-- Text excerpt --
◆ ◆ ◆ ◆
Bhagavan - Yashas and Shri


Welcome to the Siddha Yoga gathering of Darshan and Manan: The Siddha Yoga Practices of Seeing and Contemplating. My name is Swami Ishwarananda. It always gives me great joy to introduce myself to you by letting you know that I am Swami Ishwarananda. I am a Siddha Yoga monk, and I am a Siddha Yoga meditation teacher.

To usher you into the Siddha Yoga Universal Hall, a video of beautiful images and artistic expressions was playing just before the gathering began. What I liked so much about this video was that it was created with photographs and artwork from many of you in the global Siddha Yoga sangham. You took these photos and created these artistic expressions in the course of your study and practice of Gurumayi’s Message for 2020, Atma ki Prashanti, Peacefulness of the Self.

During this month of Thanksgiving we have so much to be grateful for. There are many holidays and Siddha Yoga anniversaries that we are commemorating.

For example, November marks the 25th anniversary of the start of the Mahayatra—Gurumayi’s Teachings Visit in 1995 and 1996. The reason Gurumayi gave this pilgrimage on which she imparted her teachings the name “Mahayatra” is that it spanned seven months. The Mahayatra included visits to various parts of the United States and Mexico, and to countries throughout Europe. Gurumayi called the Mahayatra “the tour of a million hearts,” as so many hearts were touched by her grace and awakened by her blessed presence, teachings, and love.

On November 25, people throughout India will be celebrating the day that Lord Vishnu is said to awaken from a four-month period of slumber that corresponds to the rainy season. At this time of the year, the dark and cloudy skies begin to clear and the days come to be filled with bright sunshine.
◆ ◆ ◆ ◆
Element box annotations

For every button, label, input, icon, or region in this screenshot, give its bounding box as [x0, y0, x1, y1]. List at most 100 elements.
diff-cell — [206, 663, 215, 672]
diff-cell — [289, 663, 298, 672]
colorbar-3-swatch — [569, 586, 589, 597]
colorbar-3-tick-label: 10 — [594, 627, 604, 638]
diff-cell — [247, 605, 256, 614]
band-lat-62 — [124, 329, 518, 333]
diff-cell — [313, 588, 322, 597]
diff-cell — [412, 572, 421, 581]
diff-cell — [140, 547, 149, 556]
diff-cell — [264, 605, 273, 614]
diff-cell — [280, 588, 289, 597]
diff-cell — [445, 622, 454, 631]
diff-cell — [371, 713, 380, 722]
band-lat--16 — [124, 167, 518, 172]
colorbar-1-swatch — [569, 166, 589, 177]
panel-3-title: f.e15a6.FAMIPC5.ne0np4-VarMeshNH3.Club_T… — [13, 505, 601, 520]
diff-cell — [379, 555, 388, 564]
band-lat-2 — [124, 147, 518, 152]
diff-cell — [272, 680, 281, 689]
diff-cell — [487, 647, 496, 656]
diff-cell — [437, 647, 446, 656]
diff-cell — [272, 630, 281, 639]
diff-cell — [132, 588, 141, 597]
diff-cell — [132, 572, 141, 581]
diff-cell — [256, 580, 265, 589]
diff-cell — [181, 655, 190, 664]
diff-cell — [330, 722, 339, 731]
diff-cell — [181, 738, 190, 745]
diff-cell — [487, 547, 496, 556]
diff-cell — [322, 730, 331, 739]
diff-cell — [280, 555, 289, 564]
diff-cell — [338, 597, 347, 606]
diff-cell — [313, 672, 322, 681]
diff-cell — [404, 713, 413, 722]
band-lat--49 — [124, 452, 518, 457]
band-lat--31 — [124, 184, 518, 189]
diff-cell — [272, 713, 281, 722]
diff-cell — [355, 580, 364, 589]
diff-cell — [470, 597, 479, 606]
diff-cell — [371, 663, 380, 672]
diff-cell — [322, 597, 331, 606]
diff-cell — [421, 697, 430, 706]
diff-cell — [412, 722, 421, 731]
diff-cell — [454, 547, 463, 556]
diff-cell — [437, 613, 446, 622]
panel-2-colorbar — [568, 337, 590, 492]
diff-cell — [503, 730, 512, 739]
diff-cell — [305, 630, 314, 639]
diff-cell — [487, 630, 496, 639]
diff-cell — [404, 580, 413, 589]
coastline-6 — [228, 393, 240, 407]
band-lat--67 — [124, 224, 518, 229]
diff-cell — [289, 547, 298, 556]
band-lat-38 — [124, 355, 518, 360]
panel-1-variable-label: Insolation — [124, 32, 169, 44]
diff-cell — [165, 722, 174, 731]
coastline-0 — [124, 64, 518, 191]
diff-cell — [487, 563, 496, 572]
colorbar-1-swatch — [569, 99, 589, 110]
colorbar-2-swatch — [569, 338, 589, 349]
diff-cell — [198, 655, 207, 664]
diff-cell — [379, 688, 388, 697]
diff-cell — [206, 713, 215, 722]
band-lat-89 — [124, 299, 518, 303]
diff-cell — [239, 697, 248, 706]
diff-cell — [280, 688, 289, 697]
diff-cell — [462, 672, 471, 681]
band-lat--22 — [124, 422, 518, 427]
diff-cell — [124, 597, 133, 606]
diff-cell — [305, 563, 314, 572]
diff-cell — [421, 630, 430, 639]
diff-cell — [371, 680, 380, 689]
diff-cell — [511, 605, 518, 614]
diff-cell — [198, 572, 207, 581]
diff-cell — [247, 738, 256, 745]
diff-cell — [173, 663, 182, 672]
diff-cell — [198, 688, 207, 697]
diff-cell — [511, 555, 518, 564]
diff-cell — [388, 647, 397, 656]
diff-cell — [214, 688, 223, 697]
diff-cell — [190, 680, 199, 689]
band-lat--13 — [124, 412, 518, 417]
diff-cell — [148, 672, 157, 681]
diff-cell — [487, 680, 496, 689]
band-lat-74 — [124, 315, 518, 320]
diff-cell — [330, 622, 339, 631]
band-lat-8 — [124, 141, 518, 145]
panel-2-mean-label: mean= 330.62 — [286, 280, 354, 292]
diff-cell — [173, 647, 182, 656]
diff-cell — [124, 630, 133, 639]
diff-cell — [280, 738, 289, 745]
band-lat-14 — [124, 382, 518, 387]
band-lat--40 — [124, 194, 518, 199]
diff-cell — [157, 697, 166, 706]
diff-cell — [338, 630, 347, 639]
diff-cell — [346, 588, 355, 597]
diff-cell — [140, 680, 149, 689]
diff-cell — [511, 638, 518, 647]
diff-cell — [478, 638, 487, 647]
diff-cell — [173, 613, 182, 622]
◆ ◆ ◆ ◆
-- Problem to work on --
Copy out the passage of the Siddha Yoga talk starting at "Welcome to the" and ending at "of the Self.", switching "sangham" to "community". These items stand apart from the Siddha Yoga talk as separate material.

-- Finished task --
Welcome to the Siddha Yoga gathering of Darshan and Manan: The Siddha Yoga Practices of Seeing and Contemplating. My name is Swami Ishwarananda. It always gives me great joy to introduce myself to you by letting you know that I am Swami Ishwarananda. I am a Siddha Yoga monk, and I am a Siddha Yoga meditation teacher.

To usher you into the Siddha Yoga Universal Hall, a video of beautiful images and artistic expressions was playing just before the gathering began. What I liked so much about this video was that it was created with photographs and artwork from many of you in the global Siddha Yoga community. You took these photos and created these artistic expressions in the course of your study and practice of Gurumayi’s Message for 2020, Atma ki Prashanti, Peacefulness of the Self.